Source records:
--- START ---

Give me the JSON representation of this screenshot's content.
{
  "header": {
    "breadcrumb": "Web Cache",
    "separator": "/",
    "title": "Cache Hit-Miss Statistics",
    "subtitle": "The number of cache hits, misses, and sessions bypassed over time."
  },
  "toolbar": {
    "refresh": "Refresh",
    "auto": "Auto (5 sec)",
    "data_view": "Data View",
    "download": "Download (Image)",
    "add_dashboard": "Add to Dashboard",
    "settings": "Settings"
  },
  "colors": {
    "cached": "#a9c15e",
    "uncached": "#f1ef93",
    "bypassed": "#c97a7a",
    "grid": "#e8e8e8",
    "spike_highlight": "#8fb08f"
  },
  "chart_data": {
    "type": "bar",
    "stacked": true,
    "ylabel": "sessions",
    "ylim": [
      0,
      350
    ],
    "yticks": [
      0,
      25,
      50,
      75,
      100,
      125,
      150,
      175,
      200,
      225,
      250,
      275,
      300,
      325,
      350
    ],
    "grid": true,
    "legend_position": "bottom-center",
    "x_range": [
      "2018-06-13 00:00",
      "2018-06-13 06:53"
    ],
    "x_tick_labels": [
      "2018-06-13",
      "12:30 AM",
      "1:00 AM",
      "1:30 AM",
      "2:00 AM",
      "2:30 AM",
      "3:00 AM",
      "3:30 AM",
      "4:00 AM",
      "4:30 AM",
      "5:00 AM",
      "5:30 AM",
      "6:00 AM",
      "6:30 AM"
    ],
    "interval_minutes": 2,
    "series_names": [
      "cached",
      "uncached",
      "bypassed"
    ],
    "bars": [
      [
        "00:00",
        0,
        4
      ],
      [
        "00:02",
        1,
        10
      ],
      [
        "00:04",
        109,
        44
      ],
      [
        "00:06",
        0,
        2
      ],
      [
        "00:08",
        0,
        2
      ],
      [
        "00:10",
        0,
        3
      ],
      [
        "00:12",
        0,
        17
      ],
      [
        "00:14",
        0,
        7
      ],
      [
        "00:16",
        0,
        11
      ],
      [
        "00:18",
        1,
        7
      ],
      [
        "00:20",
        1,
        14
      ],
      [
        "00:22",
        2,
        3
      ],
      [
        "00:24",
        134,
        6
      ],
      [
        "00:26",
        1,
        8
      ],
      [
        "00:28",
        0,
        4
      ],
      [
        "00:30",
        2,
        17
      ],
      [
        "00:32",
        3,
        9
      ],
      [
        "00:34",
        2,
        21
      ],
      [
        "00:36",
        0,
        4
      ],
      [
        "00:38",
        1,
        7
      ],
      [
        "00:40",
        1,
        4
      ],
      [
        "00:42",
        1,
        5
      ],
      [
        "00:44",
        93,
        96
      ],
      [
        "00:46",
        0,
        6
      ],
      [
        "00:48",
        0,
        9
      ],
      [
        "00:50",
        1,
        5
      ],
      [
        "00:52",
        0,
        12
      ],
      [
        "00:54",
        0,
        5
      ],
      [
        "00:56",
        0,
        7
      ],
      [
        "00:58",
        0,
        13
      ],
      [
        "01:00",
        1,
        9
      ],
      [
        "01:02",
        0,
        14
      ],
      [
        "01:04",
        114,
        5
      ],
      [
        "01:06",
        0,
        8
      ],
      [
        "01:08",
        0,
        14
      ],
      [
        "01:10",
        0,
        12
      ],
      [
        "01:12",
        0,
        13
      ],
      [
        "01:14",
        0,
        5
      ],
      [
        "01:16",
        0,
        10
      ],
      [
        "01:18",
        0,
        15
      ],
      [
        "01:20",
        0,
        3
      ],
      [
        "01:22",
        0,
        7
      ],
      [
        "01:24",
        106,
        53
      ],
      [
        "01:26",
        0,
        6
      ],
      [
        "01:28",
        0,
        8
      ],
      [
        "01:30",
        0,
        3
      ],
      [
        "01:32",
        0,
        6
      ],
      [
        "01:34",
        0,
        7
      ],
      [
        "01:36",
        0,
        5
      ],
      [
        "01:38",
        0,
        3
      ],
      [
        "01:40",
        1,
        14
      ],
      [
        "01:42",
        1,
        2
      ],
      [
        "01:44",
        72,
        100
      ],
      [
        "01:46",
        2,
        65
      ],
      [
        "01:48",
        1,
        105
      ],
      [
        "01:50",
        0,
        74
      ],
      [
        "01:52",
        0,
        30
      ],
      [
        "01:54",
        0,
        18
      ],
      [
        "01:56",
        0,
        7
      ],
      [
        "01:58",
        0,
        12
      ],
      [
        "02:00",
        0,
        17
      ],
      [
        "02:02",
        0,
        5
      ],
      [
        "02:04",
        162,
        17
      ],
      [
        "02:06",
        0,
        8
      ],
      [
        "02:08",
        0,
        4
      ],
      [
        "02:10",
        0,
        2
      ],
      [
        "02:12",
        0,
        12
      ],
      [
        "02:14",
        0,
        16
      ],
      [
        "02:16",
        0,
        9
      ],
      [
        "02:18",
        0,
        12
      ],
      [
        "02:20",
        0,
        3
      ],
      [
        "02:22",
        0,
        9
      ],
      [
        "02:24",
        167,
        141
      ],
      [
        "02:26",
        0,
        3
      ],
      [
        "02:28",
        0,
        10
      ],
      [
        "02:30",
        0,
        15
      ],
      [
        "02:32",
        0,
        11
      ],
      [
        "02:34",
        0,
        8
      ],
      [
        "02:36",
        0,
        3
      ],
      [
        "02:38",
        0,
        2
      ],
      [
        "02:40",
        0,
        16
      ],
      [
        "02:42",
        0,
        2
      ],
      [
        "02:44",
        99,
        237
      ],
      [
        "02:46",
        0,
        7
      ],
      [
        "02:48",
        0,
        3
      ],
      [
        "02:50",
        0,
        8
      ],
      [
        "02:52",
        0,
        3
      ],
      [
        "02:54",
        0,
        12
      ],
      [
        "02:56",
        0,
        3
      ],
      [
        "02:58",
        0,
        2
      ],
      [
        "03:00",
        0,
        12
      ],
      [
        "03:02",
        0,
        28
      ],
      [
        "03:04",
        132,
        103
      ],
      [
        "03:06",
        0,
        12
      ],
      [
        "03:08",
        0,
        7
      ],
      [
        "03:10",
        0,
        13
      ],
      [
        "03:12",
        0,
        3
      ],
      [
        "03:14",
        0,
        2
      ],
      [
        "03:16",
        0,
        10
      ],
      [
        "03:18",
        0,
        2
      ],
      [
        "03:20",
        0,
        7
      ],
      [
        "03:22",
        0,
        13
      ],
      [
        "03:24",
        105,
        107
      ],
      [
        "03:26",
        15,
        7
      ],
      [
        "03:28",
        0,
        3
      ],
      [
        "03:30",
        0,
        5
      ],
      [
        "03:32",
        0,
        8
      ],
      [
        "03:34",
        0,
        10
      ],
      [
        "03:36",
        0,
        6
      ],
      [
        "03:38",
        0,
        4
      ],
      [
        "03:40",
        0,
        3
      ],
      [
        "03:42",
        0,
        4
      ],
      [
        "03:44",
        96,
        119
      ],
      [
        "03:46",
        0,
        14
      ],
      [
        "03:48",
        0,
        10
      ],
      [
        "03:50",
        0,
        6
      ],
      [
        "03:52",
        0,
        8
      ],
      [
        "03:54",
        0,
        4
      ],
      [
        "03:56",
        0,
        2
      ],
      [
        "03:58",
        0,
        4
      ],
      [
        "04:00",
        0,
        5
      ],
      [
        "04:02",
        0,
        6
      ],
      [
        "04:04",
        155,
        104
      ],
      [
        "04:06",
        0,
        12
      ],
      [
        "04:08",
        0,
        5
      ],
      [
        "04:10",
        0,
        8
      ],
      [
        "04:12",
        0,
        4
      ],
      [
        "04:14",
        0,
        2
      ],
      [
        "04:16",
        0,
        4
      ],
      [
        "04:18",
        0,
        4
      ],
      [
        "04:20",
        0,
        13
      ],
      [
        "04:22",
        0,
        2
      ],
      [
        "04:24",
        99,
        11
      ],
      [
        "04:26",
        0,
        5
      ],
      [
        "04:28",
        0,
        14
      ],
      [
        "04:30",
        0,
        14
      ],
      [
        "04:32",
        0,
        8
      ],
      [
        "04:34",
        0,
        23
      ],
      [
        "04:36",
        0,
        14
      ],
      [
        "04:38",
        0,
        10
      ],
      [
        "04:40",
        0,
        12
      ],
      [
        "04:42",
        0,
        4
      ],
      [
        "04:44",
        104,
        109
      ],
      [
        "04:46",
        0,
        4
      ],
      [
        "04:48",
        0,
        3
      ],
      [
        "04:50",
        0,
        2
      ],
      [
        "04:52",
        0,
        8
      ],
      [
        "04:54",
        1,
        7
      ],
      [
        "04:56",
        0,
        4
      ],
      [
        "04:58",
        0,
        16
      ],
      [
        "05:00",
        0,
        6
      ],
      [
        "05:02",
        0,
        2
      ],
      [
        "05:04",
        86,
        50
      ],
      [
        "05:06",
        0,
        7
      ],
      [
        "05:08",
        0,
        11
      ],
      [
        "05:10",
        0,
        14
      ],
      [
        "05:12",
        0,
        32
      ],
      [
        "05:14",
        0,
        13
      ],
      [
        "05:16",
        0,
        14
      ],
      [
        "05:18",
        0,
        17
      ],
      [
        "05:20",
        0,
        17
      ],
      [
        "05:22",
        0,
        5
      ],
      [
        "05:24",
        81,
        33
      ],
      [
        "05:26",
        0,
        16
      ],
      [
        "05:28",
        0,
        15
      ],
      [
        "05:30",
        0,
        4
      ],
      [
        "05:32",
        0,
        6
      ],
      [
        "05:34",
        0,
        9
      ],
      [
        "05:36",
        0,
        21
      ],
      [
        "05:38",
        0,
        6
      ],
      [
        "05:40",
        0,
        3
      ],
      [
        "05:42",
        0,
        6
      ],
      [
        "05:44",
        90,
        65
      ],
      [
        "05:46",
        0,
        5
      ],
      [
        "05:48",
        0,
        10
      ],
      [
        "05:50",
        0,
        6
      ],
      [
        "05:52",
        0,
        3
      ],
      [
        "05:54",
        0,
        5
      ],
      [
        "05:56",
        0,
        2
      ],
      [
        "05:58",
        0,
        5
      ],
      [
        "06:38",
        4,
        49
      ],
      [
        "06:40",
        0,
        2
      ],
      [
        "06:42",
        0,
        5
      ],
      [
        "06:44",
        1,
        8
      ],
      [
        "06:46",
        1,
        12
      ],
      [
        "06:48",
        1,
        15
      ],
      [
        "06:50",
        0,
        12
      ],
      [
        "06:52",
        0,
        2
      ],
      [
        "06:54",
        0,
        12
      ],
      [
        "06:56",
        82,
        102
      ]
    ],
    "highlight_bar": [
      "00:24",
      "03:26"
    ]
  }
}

--- END ---

Your task is to list each line of the records with the word "sessions".

    "subtitle": "The number of cache hits, misses, and sessions bypassed over time."
    "ylabel": "sessions",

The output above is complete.